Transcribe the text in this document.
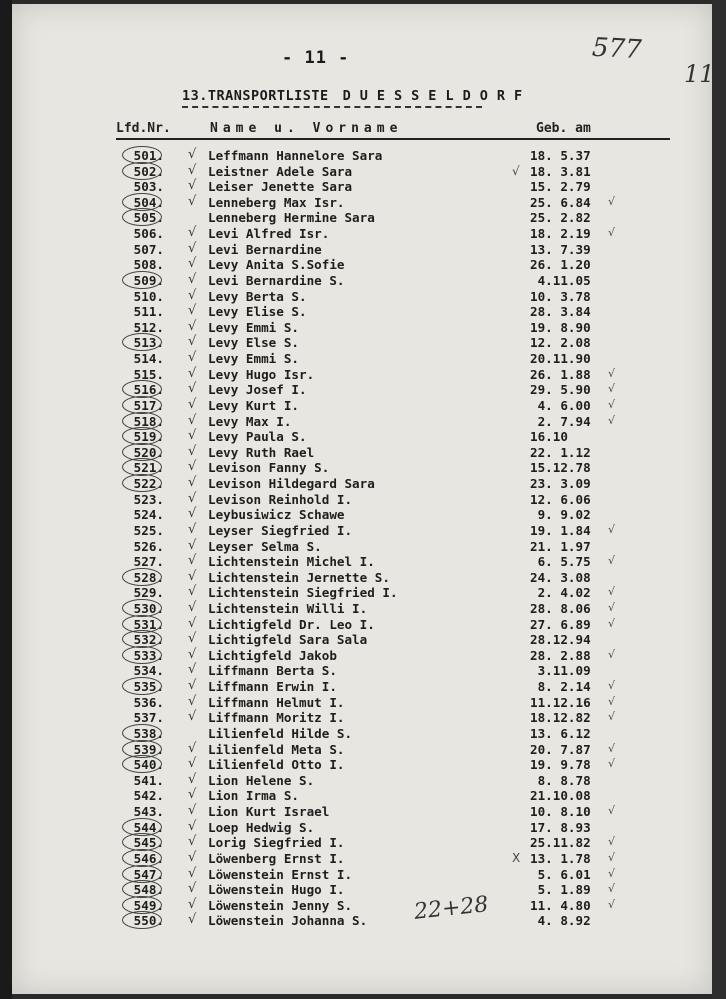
- 11 -	577
11
13.TRANSPORTLISTE DUESSELDORF
Lfd.Nr.	Name u. Vorname	Geb. am
501. √ Leffmann Hannelore Sara	18. 5.37
502. √ Leistner Adele Sara	√ 18. 3.81
503. √ Leiser Jenette Sara	15. 2.79
504. √ Lenneberg Max Isr.	25. 6.84 √
505.	Lenneberg Hermine Sara	25. 2.82
506. √ Levi Alfred Isr.	18. 2.19 √
507. √ Levi Bernardine	13. 7.39
508. √ Levy Anita S.Sofie	26. 1.20
509. √ Levi Bernardine S.	4.11.05
510. √ Levy Berta S.	10. 3.78
511. √ Levy Elise S.	28. 3.84
512. √ Levy Emmi S.	19. 8.90
513. √ Levy Else S.	12. 2.08
514. √ Levy Emmi S.	20.11.90
515. √ Levy Hugo Isr.	26. 1.88 √
516. √ Levy Josef I.	29. 5.90 √
517. √ Levy Kurt I.	4. 6.00 √
518. √ Levy Max I.	2. 7.94 √
519. √ Levy Paula S.	16.10
520. √ Levy Ruth Rael	22. 1.12
521. √ Levison Fanny S.	15.12.78
522. √ Levison Hildegard Sara	23. 3.09
523. √ Levison Reinhold I.	12. 6.06
524. √ Leybusiwicz Schawe	9. 9.02
525. √ Leyser Siegfried I.	19. 1.84 √
526. √ Leyser Selma S.	21. 1.97
527. √ Lichtenstein Michel I.	6. 5.75 √
528. √ Lichtenstein Jernette S.	24. 3.08
529. √ Lichtenstein Siegfried I.	2. 4.02 √
530. √ Lichtenstein Willi I.	28. 8.06 √
531. √ Lichtigfeld Dr. Leo I.	27. 6.89 √
532. √ Lichtigfeld Sara Sala	28.12.94
533. √ Lichtigfeld Jakob	28. 2.88 √
534. √ Liffmann Berta S.	3.11.09
535. √ Liffmann Erwin I.	8. 2.14 √
536. √ Liffmann Helmut I.	11.12.16 √
537. √ Liffmann Moritz I.	18.12.82 √
538.	Lilienfeld Hilde S.	13. 6.12
539. √ Lilienfeld Meta S.	20. 7.87 √
540. √ Lilienfeld Otto I.	19. 9.78 √
541. √ Lion Helene S.	8. 8.78
542. √ Lion Irma S.	21.10.08
543. √ Lion Kurt Israel	10. 8.10 √
544. √ Loep Hedwig S.	17. 8.93
545. √ Lorig Siegfried I.	25.11.82 √
546. √ Löwenberg Ernst I.	X 13. 1.78 √
547. √ Löwenstein Ernst I.	5. 6.01 √
548. √ Löwenstein Hugo I.	5. 1.89 √
549. √ Löwenstein Jenny S.	11. 4.80 √
550. √ Löwenstein Johanna S.	4. 8.92
22+28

**Stated exercise**
Write the entries above out in full, exactly, with no images.

**Written answer**
Transcribe the text in this document.
- 11 -	577
11
13.TRANSPORTLISTE DUESSELDORF
Lfd.Nr.	Name u. Vorname	Geb. am
501. √ Leffmann Hannelore Sara	18. 5.37
502. √ Leistner Adele Sara	√ 18. 3.81
503. √ Leiser Jenette Sara	15. 2.79
504. √ Lenneberg Max Isr.	25. 6.84 √
505.	Lenneberg Hermine Sara	25. 2.82
506. √ Levi Alfred Isr.	18. 2.19 √
507. √ Levi Bernardine	13. 7.39
508. √ Levy Anita S.Sofie	26. 1.20
509. √ Levi Bernardine S.	4.11.05
510. √ Levy Berta S.	10. 3.78
511. √ Levy Elise S.	28. 3.84
512. √ Levy Emmi S.	19. 8.90
513. √ Levy Else S.	12. 2.08
514. √ Levy Emmi S.	20.11.90
515. √ Levy Hugo Isr.	26. 1.88 √
516. √ Levy Josef I.	29. 5.90 √
517. √ Levy Kurt I.	4. 6.00 √
518. √ Levy Max I.	2. 7.94 √
519. √ Levy Paula S.	16.10
520. √ Levy Ruth Rael	22. 1.12
521. √ Levison Fanny S.	15.12.78
522. √ Levison Hildegard Sara	23. 3.09
523. √ Levison Reinhold I.	12. 6.06
524. √ Leybusiwicz Schawe	9. 9.02
525. √ Leyser Siegfried I.	19. 1.84 √
526. √ Leyser Selma S.	21. 1.97
527. √ Lichtenstein Michel I.	6. 5.75 √
528. √ Lichtenstein Jernette S.	24. 3.08
529. √ Lichtenstein Siegfried I.	2. 4.02 √
530. √ Lichtenstein Willi I.	28. 8.06 √
531. √ Lichtigfeld Dr. Leo I.	27. 6.89 √
532. √ Lichtigfeld Sara Sala	28.12.94
533. √ Lichtigfeld Jakob	28. 2.88 √
534. √ Liffmann Berta S.	3.11.09
535. √ Liffmann Erwin I.	8. 2.14 √
536. √ Liffmann Helmut I.	11.12.16 √
537. √ Liffmann Moritz I.	18.12.82 √
538.	Lilienfeld Hilde S.	13. 6.12
539. √ Lilienfeld Meta S.	20. 7.87 √
540. √ Lilienfeld Otto I.	19. 9.78 √
541. √ Lion Helene S.	8. 8.78
542. √ Lion Irma S.	21.10.08
543. √ Lion Kurt Israel	10. 8.10 √
544. √ Loep Hedwig S.	17. 8.93
545. √ Lorig Siegfried I.	25.11.82 √
546. √ Löwenberg Ernst I.	X 13. 1.78 √
547. √ Löwenstein Ernst I.	5. 6.01 √
548. √ Löwenstein Hugo I.	5. 1.89 √
549. √ Löwenstein Jenny S.	11. 4.80 √
550. √ Löwenstein Johanna S.	4. 8.92
22+28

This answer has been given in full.